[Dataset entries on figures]
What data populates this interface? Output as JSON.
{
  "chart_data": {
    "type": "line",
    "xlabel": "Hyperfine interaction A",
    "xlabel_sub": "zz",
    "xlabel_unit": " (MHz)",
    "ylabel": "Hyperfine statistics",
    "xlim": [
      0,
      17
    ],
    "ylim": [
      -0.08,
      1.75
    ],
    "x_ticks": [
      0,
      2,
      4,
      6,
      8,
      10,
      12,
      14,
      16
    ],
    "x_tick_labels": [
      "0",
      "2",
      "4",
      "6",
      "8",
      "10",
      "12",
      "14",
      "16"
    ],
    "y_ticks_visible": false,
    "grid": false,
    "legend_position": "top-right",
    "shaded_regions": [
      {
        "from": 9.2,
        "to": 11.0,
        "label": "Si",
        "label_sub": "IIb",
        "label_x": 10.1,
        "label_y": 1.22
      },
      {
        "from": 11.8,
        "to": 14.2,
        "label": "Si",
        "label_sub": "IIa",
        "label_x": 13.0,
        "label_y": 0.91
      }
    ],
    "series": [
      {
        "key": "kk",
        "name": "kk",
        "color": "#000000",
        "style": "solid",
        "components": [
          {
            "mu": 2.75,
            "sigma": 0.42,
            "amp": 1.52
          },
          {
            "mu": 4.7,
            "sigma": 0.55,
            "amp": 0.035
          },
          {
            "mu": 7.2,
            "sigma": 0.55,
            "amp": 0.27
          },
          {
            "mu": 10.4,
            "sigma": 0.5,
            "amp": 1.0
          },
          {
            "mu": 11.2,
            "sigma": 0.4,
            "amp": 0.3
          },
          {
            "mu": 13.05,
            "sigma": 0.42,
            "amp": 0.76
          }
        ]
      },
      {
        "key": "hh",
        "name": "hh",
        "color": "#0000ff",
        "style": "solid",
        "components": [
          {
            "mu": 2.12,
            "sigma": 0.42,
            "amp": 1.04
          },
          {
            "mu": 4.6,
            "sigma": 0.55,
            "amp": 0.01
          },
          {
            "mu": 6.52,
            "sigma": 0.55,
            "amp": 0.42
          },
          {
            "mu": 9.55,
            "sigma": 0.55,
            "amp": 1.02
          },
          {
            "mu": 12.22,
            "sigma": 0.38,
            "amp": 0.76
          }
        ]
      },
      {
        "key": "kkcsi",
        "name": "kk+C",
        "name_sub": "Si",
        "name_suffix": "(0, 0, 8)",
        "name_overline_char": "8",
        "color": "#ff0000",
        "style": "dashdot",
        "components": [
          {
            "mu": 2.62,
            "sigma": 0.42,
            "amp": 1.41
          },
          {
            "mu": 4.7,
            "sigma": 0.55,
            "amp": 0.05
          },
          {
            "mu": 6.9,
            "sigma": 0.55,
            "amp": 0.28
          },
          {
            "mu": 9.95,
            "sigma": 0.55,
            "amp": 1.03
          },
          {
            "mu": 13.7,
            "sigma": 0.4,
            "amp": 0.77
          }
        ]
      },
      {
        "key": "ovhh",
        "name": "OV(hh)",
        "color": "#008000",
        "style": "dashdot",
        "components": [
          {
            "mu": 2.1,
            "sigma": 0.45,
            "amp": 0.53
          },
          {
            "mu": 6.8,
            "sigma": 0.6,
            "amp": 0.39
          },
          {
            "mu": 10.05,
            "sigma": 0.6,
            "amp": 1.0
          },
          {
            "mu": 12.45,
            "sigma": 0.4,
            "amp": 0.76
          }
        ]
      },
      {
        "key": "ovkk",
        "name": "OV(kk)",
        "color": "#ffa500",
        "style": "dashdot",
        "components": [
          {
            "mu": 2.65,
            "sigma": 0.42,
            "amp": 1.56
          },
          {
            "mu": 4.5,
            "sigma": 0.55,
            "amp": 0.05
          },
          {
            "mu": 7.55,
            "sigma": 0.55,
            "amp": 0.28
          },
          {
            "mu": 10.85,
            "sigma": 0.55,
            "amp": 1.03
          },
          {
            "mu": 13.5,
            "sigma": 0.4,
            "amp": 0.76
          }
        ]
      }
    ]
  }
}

# AIM OF THE EXERCISE
Nothing in the listing may be changed; retype it all exactly.

# RESULT BELOW
What data populates this interface? Output as JSON.
{
  "chart_data": {
    "type": "line",
    "xlabel": "Hyperfine interaction A",
    "xlabel_sub": "zz",
    "xlabel_unit": " (MHz)",
    "ylabel": "Hyperfine statistics",
    "xlim": [
      0,
      17
    ],
    "ylim": [
      -0.08,
      1.75
    ],
    "x_ticks": [
      0,
      2,
      4,
      6,
      8,
      10,
      12,
      14,
      16
    ],
    "x_tick_labels": [
      "0",
      "2",
      "4",
      "6",
      "8",
      "10",
      "12",
      "14",
      "16"
    ],
    "y_ticks_visible": false,
    "grid": false,
    "legend_position": "top-right",
    "shaded_regions": [
      {
        "from": 9.2,
        "to": 11.0,
        "label": "Si",
        "label_sub": "IIb",
        "label_x": 10.1,
        "label_y": 1.22
      },
      {
        "from": 11.8,
        "to": 14.2,
        "label": "Si",
        "label_sub": "IIa",
        "label_x": 13.0,
        "label_y": 0.91
      }
    ],
    "series": [
      {
        "key": "kk",
        "name": "kk",
        "color": "#000000",
        "style": "solid",
        "components": [
          {
            "mu": 2.75,
            "sigma": 0.42,
            "amp": 1.52
          },
          {
            "mu": 4.7,
            "sigma": 0.55,
            "amp": 0.035
          },
          {
            "mu": 7.2,
            "sigma": 0.55,
            "amp": 0.27
          },
          {
            "mu": 10.4,
            "sigma": 0.5,
            "amp": 1.0
          },
          {
            "mu": 11.2,
            "sigma": 0.4,
            "amp": 0.3
          },
          {
            "mu": 13.05,
            "sigma": 0.42,
            "amp": 0.76
          }
        ]
      },
      {
        "key": "hh",
        "name": "hh",
        "color": "#0000ff",
        "style": "solid",
        "components": [
          {
            "mu": 2.12,
            "sigma": 0.42,
            "amp": 1.04
          },
          {
            "mu": 4.6,
            "sigma": 0.55,
            "amp": 0.01
          },
          {
            "mu": 6.52,
            "sigma": 0.55,
            "amp": 0.42
          },
          {
            "mu": 9.55,
            "sigma": 0.55,
            "amp": 1.02
          },
          {
            "mu": 12.22,
            "sigma": 0.38,
            "amp": 0.76
          }
        ]
      },
      {
        "key": "kkcsi",
        "name": "kk+C",
        "name_sub": "Si",
        "name_suffix": "(0, 0, 8)",
        "name_overline_char": "8",
        "color": "#ff0000",
        "style": "dashdot",
        "components": [
          {
            "mu": 2.62,
            "sigma": 0.42,
            "amp": 1.41
          },
          {
            "mu": 4.7,
            "sigma": 0.55,
            "amp": 0.05
          },
          {
            "mu": 6.9,
            "sigma": 0.55,
            "amp": 0.28
          },
          {
            "mu": 9.95,
            "sigma": 0.55,
            "amp": 1.03
          },
          {
            "mu": 13.7,
            "sigma": 0.4,
            "amp": 0.77
          }
        ]
      },
      {
        "key": "ovhh",
        "name": "OV(hh)",
        "color": "#008000",
        "style": "dashdot",
        "components": [
          {
            "mu": 2.1,
            "sigma": 0.45,
            "amp": 0.53
          },
          {
            "mu": 6.8,
            "sigma": 0.6,
            "amp": 0.39
          },
          {
            "mu": 10.05,
            "sigma": 0.6,
            "amp": 1.0
          },
          {
            "mu": 12.45,
            "sigma": 0.4,
            "amp": 0.76
          }
        ]
      },
      {
        "key": "ovkk",
        "name": "OV(kk)",
        "color": "#ffa500",
        "style": "dashdot",
        "components": [
          {
            "mu": 2.65,
            "sigma": 0.42,
            "amp": 1.56
          },
          {
            "mu": 4.5,
            "sigma": 0.55,
            "amp": 0.05
          },
          {
            "mu": 7.55,
            "sigma": 0.55,
            "amp": 0.28
          },
          {
            "mu": 10.85,
            "sigma": 0.55,
            "amp": 1.03
          },
          {
            "mu": 13.5,
            "sigma": 0.4,
            "amp": 0.76
          }
        ]
      }
    ]
  }
}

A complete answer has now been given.